Work to do: Reproduce all the lines exactly as they stand, apart from the pictures.

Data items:
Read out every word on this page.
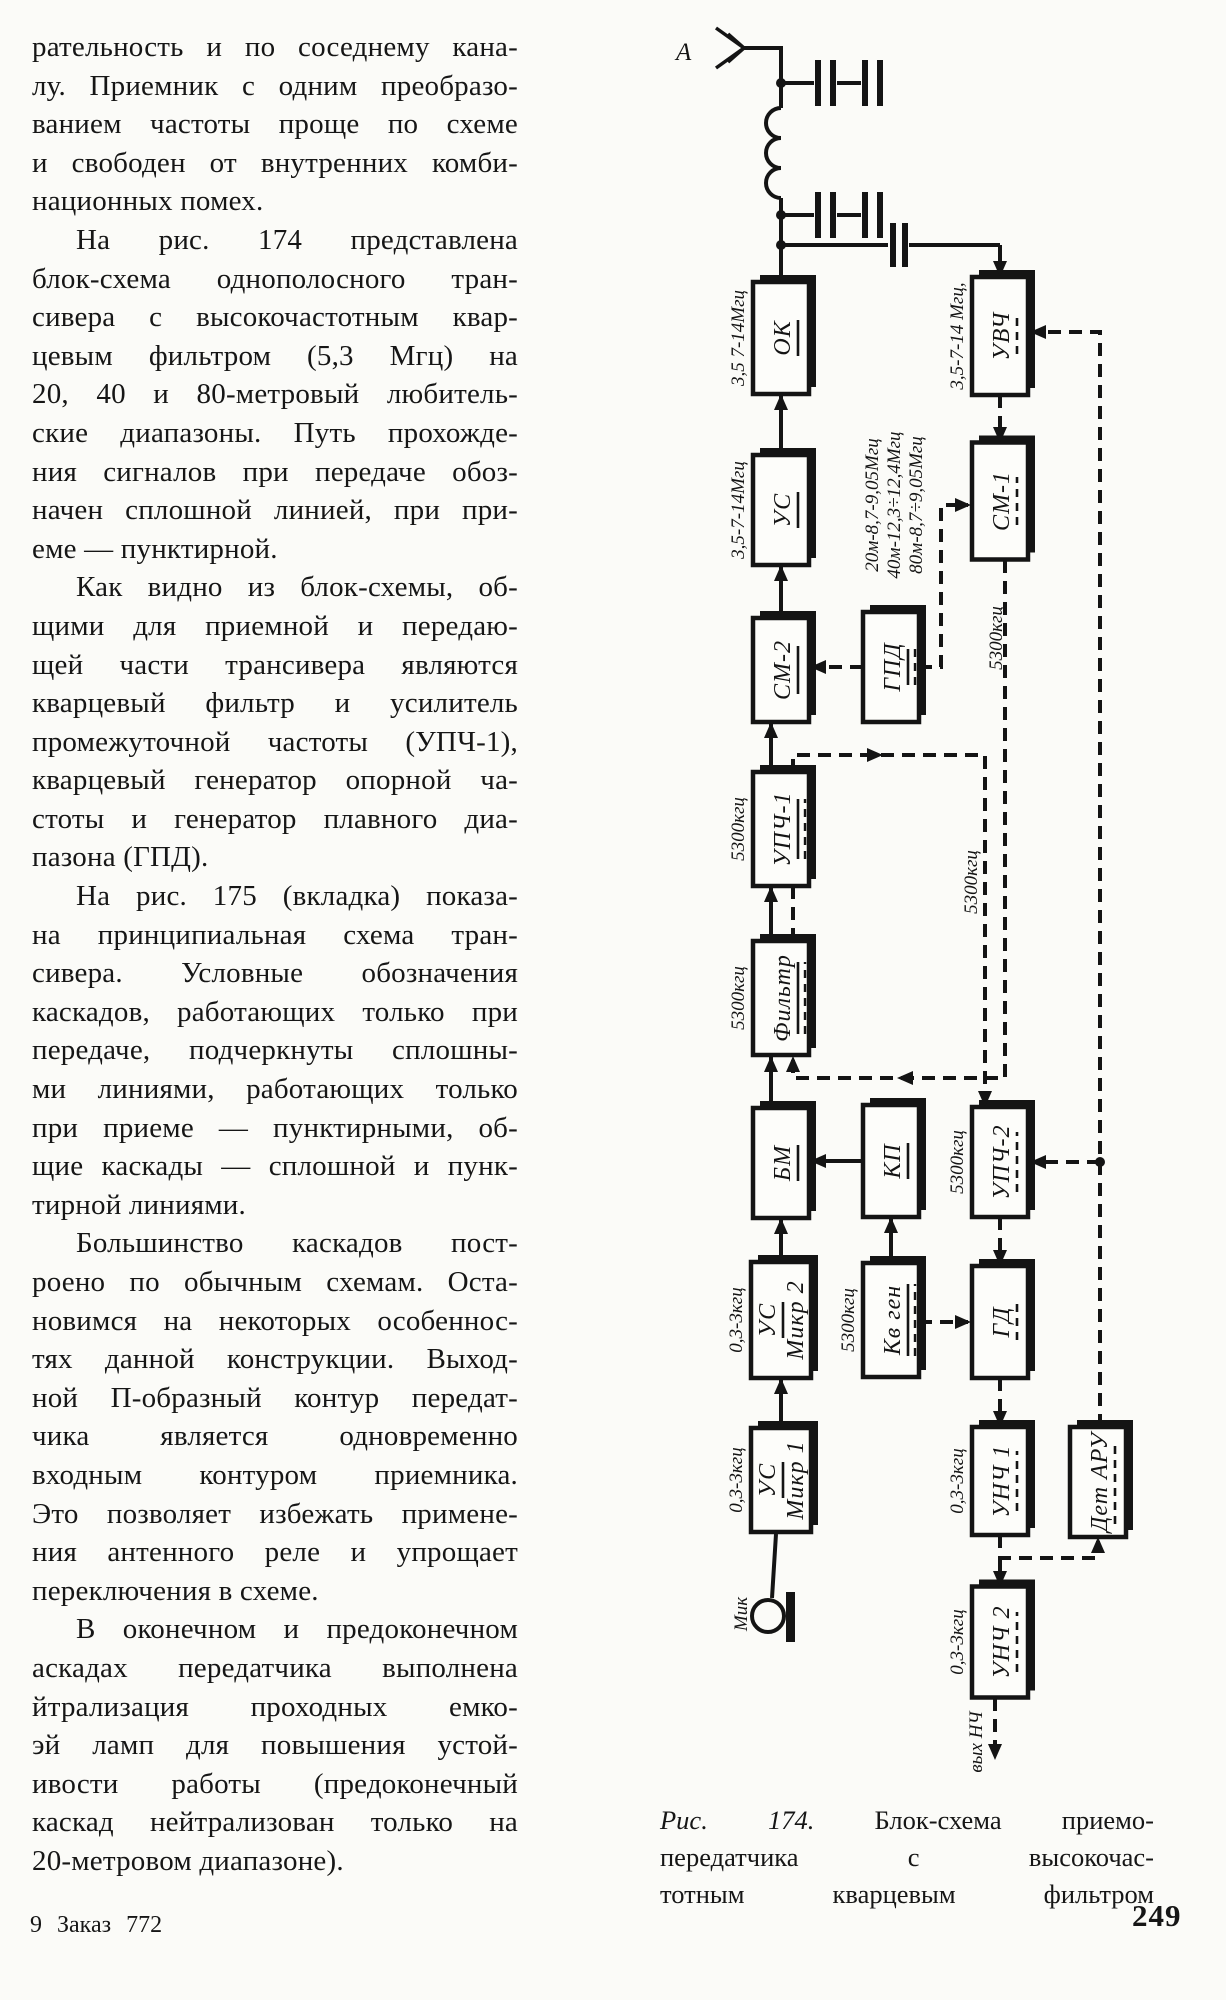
рательность и по соседнему кана-
лу. Приемник с одним преобразо-
ванием частоты проще по схеме
и свободен от внутренних комби-
национных помех.
На рис. 174 представлена
блок-схема однополосного тран-
сивера с высокочастотным квар-
цевым фильтром (5,3 Мгц) на
20, 40 и 80-метровый любитель-
ские диапазоны. Путь прохожде-
ния сигналов при передаче обоз-
начен сплошной линией, при при-
еме — пунктирной.
Как видно из блок-схемы, об-
щими для приемной и передаю-
щей части трансивера являются
кварцевый фильтр и усилитель
промежуточной частоты (УПЧ-1),
кварцевый генератор опорной ча-
стоты и генератор плавного диа-
пазона (ГПД).
На рис. 175 (вкладка) показа-
на принципиальная схема тран-
сивера. Условные обозначения
каскадов, работающих только при
передаче, подчеркнуты сплошны-
ми линиями, работающих только
при приеме — пунктирными, об-
щие каскады — сплошной и пунк-
тирной линиями.
Большинство каскадов пост-
роено по обычным схемам. Оста-
новимся на некоторых особеннос-
тях данной конструкции. Выход-
ной П-образный контур передат-
чика является одновременно
входным контуром приемника.
Это позволяет избежать примене-
ния антенного реле и упрощает
переключения в схеме.
В оконечном и предоконечном
аскадах передатчика выполнена
йтрализация проходных емко-
эй ламп для повышения устой-
ивости работы (предоконечный
каскад нейтрализован только на
20-метровом диапазоне).
ОК
3,5 7-14Мгц
УС
3,5-7-14Мгц
СМ-2
УПЧ-1
5300кгц
Фильтр
5300кгц
БМ
УС Микр 2
0,3-3кгц
УС Микр 1
0,3-3кгц
ГПД
КП
Кв ген
5300кгц
УВЧ
3,5-7-14 Мгц,
СМ-1
УПЧ-2
5300кгц
ГД
УНЧ 1
0,3-3кгц
УНЧ 2
0,3-3кгц
Дет АРУ
5300кгц
5300кгц
20м-8,7-9,05Мгц 40м-12,3÷12,4Мгц 80м-8,7÷9,05Мгц
Мик
вых НЧ
А
Рис. 174. Блок-схема приемо-
передатчика с высокочас-
тотным кварцевым фильтром
9 Заказ 772	249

Finished answer:
Read out every word on this page.
рательность и по соседнему кана-
лу. Приемник с одним преобразо-
ванием частоты проще по схеме
и свободен от внутренних комби-
национных помех.
На рис. 174 представлена
блок-схема однополосного тран-
сивера с высокочастотным квар-
цевым фильтром (5,3 Мгц) на
20, 40 и 80-метровый любитель-
ские диапазоны. Путь прохожде-
ния сигналов при передаче обоз-
начен сплошной линией, при при-
еме — пунктирной.
Как видно из блок-схемы, об-
щими для приемной и передаю-
щей части трансивера являются
кварцевый фильтр и усилитель
промежуточной частоты (УПЧ-1),
кварцевый генератор опорной ча-
стоты и генератор плавного диа-
пазона (ГПД).
На рис. 175 (вкладка) показа-
на принципиальная схема тран-
сивера. Условные обозначения
каскадов, работающих только при
передаче, подчеркнуты сплошны-
ми линиями, работающих только
при приеме — пунктирными, об-
щие каскады — сплошной и пунк-
тирной линиями.
Большинство каскадов пост-
роено по обычным схемам. Оста-
новимся на некоторых особеннос-
тях данной конструкции. Выход-
ной П-образный контур передат-
чика является одновременно
входным контуром приемника.
Это позволяет избежать примене-
ния антенного реле и упрощает
переключения в схеме.
В оконечном и предоконечном
аскадах передатчика выполнена
йтрализация проходных емко-
эй ламп для повышения устой-
ивости работы (предоконечный
каскад нейтрализован только на
20-метровом диапазоне).
ОК
3,5 7-14Мгц
УС
3,5-7-14Мгц
СМ-2
УПЧ-1
5300кгц
Фильтр
5300кгц
БМ
УС Микр 2
0,3-3кгц
УС Микр 1
0,3-3кгц
ГПД
КП
Кв ген
5300кгц
УВЧ
3,5-7-14 Мгц,
СМ-1
УПЧ-2
5300кгц
ГД
УНЧ 1
0,3-3кгц
УНЧ 2
0,3-3кгц
Дет АРУ
5300кгц
5300кгц
20м-8,7-9,05Мгц 40м-12,3÷12,4Мгц 80м-8,7÷9,05Мгц
Мик
вых НЧ
А
Рис. 174. Блок-схема приемо-
передатчика с высокочас-
тотным кварцевым фильтром
9 Заказ 772	249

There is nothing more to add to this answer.